Excerpts from a figure dataset:
★ ★ ★
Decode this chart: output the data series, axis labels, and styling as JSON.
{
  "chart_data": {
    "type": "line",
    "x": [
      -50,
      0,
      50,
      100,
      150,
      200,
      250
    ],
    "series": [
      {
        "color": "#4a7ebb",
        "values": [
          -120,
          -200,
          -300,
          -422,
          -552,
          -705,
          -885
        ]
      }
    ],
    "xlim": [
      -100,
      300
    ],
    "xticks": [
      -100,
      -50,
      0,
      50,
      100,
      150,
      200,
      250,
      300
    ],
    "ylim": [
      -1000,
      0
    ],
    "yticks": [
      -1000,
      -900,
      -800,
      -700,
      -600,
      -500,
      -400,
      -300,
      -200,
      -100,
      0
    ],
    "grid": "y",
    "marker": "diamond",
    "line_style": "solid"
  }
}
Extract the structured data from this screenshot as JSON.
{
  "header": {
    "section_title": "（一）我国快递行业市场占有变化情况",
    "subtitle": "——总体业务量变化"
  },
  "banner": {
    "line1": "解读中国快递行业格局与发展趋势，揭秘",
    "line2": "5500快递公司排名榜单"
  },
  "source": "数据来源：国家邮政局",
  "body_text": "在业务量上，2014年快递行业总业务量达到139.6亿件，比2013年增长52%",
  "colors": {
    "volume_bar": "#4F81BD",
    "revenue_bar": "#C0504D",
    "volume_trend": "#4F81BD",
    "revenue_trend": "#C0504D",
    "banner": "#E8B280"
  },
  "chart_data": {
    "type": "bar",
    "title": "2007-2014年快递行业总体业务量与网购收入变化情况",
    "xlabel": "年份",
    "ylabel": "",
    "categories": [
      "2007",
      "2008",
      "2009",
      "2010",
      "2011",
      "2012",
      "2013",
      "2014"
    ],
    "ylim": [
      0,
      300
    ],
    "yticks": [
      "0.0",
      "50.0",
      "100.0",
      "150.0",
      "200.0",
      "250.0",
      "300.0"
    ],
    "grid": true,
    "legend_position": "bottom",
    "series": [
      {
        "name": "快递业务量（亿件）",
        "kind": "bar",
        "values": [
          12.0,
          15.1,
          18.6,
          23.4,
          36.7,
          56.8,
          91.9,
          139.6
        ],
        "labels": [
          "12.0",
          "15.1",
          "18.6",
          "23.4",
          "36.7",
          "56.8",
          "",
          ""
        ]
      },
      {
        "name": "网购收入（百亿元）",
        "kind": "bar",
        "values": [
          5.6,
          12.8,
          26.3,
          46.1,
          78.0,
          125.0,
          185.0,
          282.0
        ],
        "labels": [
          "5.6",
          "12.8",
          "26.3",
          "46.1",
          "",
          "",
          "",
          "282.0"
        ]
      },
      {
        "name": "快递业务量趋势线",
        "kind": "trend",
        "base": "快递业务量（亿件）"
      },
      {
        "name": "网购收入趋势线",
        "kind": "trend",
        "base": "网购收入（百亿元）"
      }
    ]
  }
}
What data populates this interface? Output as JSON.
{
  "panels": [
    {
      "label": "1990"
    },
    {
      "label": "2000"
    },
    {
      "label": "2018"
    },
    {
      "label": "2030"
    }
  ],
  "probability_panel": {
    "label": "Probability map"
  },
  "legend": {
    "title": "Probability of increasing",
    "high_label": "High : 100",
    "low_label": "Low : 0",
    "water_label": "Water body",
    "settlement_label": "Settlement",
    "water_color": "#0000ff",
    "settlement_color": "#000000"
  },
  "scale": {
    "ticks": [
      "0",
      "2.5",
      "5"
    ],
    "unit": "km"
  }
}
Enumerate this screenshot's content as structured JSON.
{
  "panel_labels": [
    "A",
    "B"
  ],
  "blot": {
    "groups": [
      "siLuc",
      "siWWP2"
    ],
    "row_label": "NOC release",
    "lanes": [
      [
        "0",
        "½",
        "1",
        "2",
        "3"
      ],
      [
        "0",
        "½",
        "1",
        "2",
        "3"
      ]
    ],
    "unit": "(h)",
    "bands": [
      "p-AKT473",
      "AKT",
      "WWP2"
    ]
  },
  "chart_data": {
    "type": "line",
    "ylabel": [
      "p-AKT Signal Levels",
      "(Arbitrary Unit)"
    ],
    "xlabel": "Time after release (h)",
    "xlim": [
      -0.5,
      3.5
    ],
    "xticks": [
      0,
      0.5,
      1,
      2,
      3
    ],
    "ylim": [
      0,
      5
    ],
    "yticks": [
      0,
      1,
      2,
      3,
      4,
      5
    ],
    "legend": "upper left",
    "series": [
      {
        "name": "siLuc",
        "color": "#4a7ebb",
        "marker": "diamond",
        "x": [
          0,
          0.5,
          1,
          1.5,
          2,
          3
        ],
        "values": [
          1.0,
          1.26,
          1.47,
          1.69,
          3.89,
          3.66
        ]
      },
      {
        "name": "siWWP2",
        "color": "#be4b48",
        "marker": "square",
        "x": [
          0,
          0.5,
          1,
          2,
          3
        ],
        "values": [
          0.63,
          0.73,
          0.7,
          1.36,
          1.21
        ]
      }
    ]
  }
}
★ ★ ★
From the listing, copy each line containing the word "this".

Decode this chart: output the data series, axis labels, and styling as JSON.
Extract the structured data from this screenshot as JSON.
What data populates this interface? Output as JSON.
Enumerate this screenshot's content as structured JSON.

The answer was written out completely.